SUPPLIED ENTRIES -
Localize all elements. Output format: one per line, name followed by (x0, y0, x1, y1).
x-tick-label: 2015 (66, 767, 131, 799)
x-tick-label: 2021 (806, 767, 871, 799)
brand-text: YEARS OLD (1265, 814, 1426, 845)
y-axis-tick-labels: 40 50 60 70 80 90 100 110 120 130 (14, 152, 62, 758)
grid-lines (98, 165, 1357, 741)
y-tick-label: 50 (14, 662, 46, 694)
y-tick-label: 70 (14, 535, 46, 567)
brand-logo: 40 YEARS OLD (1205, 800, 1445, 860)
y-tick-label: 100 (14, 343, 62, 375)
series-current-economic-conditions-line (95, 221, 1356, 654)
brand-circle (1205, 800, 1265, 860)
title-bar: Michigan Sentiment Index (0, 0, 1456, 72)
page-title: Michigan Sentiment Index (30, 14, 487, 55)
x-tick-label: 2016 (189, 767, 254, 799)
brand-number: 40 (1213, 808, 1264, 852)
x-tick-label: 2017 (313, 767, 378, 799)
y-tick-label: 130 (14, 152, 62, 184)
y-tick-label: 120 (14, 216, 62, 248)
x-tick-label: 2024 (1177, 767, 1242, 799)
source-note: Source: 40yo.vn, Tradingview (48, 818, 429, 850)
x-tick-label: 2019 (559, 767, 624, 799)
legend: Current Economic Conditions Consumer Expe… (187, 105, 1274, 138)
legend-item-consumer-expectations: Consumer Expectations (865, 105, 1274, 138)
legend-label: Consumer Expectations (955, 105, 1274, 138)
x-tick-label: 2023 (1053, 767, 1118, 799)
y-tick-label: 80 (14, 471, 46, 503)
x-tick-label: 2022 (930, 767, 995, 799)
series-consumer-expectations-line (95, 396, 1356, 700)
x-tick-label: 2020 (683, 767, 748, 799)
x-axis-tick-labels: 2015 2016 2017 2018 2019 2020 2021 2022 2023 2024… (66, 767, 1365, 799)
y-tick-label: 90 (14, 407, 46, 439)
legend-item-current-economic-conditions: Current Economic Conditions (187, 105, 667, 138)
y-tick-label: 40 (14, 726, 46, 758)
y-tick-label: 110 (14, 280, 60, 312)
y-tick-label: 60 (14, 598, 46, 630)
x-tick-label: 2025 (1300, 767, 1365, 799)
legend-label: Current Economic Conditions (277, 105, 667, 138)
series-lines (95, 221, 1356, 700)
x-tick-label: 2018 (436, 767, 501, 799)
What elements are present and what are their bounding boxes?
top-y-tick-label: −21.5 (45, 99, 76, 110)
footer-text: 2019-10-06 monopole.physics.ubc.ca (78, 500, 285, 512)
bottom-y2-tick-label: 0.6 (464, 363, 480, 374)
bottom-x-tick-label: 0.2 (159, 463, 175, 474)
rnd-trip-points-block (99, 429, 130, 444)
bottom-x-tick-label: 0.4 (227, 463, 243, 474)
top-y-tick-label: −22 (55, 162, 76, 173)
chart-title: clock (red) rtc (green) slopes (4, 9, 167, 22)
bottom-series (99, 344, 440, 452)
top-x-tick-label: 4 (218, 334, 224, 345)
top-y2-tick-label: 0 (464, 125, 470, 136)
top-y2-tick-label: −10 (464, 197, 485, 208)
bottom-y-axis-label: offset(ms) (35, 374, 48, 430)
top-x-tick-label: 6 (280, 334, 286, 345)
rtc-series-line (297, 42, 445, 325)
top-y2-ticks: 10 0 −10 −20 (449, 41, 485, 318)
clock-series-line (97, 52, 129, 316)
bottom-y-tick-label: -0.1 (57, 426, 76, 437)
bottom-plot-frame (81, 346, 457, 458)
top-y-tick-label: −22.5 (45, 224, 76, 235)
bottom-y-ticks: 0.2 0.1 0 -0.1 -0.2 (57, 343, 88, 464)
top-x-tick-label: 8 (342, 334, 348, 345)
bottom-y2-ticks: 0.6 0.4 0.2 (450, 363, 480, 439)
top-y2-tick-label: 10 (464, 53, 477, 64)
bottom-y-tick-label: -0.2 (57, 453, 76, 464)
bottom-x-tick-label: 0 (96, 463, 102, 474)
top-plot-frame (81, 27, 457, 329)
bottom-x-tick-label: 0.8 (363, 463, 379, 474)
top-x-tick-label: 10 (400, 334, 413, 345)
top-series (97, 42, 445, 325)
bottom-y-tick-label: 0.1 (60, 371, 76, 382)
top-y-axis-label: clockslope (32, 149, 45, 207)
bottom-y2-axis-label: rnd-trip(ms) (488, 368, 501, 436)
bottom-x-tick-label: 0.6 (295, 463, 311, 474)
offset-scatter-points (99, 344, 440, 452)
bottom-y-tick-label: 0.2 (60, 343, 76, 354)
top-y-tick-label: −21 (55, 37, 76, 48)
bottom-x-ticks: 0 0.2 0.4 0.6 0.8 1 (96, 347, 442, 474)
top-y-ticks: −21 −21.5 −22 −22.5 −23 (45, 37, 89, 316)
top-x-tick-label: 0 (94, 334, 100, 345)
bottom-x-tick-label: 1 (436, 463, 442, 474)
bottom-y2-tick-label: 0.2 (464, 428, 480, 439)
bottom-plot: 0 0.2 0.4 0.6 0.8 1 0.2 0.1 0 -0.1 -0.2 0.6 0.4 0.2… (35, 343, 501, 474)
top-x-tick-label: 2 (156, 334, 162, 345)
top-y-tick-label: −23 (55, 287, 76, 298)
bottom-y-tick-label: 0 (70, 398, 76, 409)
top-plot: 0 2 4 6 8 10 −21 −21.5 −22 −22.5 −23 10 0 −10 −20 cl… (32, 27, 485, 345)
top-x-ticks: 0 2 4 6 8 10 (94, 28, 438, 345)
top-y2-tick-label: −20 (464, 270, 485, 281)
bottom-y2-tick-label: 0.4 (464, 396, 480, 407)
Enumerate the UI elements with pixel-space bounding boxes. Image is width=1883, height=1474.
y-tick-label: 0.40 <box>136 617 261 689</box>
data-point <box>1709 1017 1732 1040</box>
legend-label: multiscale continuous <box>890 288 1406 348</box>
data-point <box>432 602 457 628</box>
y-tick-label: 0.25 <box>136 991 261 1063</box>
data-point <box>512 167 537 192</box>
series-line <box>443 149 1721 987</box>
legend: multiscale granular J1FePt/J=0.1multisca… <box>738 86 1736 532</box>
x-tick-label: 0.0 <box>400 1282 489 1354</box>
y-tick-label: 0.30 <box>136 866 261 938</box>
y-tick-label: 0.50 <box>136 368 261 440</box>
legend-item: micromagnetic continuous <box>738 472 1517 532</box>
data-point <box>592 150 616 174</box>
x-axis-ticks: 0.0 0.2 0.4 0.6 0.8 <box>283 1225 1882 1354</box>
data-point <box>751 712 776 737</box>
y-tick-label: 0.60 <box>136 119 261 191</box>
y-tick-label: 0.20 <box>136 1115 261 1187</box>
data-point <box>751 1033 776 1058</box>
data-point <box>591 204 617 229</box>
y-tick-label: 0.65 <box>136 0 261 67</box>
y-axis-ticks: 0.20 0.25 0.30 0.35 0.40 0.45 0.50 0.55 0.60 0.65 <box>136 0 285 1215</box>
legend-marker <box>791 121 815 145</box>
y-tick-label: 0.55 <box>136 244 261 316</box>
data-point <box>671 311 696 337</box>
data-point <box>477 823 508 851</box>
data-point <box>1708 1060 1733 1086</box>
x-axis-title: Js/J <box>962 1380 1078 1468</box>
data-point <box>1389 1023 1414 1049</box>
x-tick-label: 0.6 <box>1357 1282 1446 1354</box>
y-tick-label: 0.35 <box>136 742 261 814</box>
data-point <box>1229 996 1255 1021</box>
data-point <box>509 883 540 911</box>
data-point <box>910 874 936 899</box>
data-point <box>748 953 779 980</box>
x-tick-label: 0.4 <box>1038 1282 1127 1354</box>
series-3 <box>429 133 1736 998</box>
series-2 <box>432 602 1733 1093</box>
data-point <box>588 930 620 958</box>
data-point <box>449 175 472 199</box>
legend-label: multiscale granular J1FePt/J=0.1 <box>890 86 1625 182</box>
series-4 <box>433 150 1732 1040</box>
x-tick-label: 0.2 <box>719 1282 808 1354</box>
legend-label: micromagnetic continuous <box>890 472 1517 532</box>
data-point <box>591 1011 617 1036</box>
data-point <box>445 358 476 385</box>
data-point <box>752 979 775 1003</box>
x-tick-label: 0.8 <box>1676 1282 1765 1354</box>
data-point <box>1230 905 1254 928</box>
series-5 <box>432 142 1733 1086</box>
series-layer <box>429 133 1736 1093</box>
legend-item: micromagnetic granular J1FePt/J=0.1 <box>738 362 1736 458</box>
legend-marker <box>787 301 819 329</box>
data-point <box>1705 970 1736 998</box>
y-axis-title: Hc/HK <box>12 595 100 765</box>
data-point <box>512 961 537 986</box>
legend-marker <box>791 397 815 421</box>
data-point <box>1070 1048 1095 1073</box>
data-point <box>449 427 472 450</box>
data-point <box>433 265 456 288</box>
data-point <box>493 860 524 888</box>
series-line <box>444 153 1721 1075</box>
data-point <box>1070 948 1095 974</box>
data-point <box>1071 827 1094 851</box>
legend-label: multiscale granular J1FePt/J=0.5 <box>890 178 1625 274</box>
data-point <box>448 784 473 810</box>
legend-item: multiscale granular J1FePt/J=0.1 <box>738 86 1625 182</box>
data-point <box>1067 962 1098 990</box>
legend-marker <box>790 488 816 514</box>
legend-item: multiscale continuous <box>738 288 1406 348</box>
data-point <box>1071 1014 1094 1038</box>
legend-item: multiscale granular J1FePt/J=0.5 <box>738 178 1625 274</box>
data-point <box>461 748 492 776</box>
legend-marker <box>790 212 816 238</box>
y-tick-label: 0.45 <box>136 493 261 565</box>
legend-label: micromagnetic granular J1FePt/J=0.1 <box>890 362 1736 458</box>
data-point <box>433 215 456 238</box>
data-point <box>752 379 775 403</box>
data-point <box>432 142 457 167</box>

THE PROBLEM - Copy the records above word for word, from the first line through the line containing "y-tick-label: 50 (14, 662, 46, 694)", with both of those lines included.

COMPLETED EXERCISE -
Localize all elements. Output format: one per line, name followed by (x0, y0, x1, y1).
x-tick-label: 2015 (66, 767, 131, 799)
x-tick-label: 2021 (806, 767, 871, 799)
brand-text: YEARS OLD (1265, 814, 1426, 845)
y-axis-tick-labels: 40 50 60 70 80 90 100 110 120 130 (14, 152, 62, 758)
grid-lines (98, 165, 1357, 741)
y-tick-label: 50 (14, 662, 46, 694)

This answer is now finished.